<<<<

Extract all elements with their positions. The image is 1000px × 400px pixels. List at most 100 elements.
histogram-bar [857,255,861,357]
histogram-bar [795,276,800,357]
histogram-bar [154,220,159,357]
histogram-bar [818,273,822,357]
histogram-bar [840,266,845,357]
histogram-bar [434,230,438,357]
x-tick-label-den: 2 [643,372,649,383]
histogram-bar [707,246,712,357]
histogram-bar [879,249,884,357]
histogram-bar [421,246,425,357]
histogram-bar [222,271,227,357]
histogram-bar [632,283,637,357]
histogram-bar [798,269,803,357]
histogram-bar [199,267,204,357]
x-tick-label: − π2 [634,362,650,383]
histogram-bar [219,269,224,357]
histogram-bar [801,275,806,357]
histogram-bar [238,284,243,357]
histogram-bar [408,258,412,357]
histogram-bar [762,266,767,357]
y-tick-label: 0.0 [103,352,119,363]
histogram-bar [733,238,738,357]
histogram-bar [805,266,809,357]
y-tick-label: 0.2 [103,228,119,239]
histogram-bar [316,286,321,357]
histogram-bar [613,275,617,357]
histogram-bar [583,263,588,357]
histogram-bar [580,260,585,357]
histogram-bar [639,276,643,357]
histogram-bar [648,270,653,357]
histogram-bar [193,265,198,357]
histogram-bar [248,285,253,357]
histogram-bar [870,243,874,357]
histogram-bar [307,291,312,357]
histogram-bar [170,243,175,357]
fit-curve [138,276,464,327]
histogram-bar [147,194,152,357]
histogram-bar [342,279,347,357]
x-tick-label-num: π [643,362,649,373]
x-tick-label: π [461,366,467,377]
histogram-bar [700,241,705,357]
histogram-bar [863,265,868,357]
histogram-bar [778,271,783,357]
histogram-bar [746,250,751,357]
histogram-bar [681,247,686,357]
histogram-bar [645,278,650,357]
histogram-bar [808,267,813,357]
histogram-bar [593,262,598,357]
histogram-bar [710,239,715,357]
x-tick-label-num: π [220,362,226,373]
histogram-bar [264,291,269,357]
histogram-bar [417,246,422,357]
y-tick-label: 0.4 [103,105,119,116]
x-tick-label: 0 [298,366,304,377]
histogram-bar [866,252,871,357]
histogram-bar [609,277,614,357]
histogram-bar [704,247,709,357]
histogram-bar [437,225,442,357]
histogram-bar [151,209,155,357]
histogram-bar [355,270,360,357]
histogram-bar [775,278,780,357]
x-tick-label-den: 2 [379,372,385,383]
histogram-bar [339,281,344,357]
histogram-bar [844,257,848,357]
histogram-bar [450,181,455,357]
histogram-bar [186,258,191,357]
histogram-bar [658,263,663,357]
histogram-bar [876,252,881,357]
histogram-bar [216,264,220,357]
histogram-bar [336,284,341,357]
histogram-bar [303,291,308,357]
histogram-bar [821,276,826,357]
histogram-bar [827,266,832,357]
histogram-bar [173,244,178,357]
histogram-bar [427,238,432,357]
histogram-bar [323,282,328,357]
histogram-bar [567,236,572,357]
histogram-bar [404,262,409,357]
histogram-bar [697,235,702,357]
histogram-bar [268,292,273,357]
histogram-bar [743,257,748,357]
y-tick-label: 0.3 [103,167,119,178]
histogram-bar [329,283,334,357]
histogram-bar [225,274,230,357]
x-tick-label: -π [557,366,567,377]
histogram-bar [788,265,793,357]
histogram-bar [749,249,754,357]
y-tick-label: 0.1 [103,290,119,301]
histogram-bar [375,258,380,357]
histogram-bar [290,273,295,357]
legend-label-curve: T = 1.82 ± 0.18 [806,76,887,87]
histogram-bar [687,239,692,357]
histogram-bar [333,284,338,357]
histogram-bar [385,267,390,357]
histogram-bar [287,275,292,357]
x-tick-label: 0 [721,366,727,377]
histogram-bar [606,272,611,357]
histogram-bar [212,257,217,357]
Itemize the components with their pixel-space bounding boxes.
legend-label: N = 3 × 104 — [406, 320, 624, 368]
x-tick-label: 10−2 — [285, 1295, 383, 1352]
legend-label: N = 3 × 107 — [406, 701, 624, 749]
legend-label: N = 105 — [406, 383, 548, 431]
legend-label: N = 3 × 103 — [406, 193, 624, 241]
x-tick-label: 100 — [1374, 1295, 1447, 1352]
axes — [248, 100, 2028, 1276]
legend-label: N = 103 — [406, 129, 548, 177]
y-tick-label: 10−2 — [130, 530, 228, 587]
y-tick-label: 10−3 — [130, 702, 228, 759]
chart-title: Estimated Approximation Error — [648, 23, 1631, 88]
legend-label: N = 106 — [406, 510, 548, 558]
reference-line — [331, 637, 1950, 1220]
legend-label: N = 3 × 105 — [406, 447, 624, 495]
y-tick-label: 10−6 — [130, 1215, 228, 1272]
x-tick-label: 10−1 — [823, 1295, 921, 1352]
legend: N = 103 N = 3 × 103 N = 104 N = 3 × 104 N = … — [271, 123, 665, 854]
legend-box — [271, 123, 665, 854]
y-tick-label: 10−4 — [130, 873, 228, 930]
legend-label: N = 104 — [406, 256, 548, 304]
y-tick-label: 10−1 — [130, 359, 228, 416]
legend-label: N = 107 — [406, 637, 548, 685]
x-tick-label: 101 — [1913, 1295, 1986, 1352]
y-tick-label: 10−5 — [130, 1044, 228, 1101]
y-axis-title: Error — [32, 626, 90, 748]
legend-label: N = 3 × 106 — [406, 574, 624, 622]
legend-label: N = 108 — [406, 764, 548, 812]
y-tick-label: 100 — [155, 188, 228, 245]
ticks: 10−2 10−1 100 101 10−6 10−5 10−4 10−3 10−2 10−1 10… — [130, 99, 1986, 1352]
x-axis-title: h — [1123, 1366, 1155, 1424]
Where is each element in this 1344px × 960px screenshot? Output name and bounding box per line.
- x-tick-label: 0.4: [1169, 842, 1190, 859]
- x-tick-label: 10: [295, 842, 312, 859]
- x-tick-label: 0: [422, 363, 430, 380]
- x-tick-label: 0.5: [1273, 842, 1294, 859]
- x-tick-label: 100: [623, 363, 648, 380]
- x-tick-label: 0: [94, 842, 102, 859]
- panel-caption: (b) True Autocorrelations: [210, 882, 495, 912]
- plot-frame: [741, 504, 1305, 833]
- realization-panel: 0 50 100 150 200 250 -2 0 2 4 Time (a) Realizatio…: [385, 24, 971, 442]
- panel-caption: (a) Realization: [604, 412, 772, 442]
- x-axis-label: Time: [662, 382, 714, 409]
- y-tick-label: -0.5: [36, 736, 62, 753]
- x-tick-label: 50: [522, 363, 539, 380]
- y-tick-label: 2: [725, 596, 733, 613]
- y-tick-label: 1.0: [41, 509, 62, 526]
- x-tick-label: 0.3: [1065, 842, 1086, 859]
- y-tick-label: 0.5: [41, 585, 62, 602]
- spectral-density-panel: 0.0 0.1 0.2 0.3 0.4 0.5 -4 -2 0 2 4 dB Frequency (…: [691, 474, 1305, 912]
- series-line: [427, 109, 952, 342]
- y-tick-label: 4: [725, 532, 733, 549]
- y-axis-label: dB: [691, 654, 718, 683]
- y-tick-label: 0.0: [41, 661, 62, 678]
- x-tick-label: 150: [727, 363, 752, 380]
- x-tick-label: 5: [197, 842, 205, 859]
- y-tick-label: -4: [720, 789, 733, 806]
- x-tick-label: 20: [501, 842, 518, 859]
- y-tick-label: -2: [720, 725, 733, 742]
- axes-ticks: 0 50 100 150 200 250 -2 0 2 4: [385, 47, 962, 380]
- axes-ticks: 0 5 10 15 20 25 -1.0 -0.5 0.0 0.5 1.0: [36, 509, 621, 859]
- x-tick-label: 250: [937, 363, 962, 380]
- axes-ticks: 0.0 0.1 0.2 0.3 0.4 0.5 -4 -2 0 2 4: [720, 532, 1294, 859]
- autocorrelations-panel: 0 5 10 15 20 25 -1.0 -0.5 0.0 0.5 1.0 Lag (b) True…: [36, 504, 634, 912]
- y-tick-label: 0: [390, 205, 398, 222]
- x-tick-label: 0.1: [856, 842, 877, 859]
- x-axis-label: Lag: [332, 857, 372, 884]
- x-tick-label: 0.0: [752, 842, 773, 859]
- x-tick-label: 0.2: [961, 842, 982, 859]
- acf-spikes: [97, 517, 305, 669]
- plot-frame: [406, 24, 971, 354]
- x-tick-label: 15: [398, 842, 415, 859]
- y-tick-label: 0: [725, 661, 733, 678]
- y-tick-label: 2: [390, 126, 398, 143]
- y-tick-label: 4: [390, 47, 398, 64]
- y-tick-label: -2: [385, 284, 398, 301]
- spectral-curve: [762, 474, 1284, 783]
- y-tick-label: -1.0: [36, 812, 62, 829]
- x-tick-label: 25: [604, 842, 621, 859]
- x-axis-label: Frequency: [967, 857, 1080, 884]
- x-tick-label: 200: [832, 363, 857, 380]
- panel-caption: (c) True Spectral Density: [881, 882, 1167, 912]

>>>>

Problem -> Copy the items from the start of the records through the line containing "histogram-bar [870,243,874,357]", swapping every "y-tick-label" for "y-axis-tick" and leaving everything else unchanged.

Output ->
Extract all elements with their positions. The image is 1000px × 400px pixels. List at most 100 elements.
histogram-bar [857,255,861,357]
histogram-bar [795,276,800,357]
histogram-bar [154,220,159,357]
histogram-bar [818,273,822,357]
histogram-bar [840,266,845,357]
histogram-bar [434,230,438,357]
x-tick-label-den: 2 [643,372,649,383]
histogram-bar [707,246,712,357]
histogram-bar [879,249,884,357]
histogram-bar [421,246,425,357]
histogram-bar [222,271,227,357]
histogram-bar [632,283,637,357]
histogram-bar [798,269,803,357]
histogram-bar [199,267,204,357]
x-tick-label: − π2 [634,362,650,383]
histogram-bar [219,269,224,357]
histogram-bar [801,275,806,357]
histogram-bar [238,284,243,357]
histogram-bar [408,258,412,357]
histogram-bar [762,266,767,357]
y-axis-tick: 0.0 [103,352,119,363]
histogram-bar [733,238,738,357]
histogram-bar [805,266,809,357]
y-axis-tick: 0.2 [103,228,119,239]
histogram-bar [316,286,321,357]
histogram-bar [613,275,617,357]
histogram-bar [583,263,588,357]
histogram-bar [580,260,585,357]
histogram-bar [639,276,643,357]
histogram-bar [648,270,653,357]
histogram-bar [193,265,198,357]
histogram-bar [248,285,253,357]
histogram-bar [870,243,874,357]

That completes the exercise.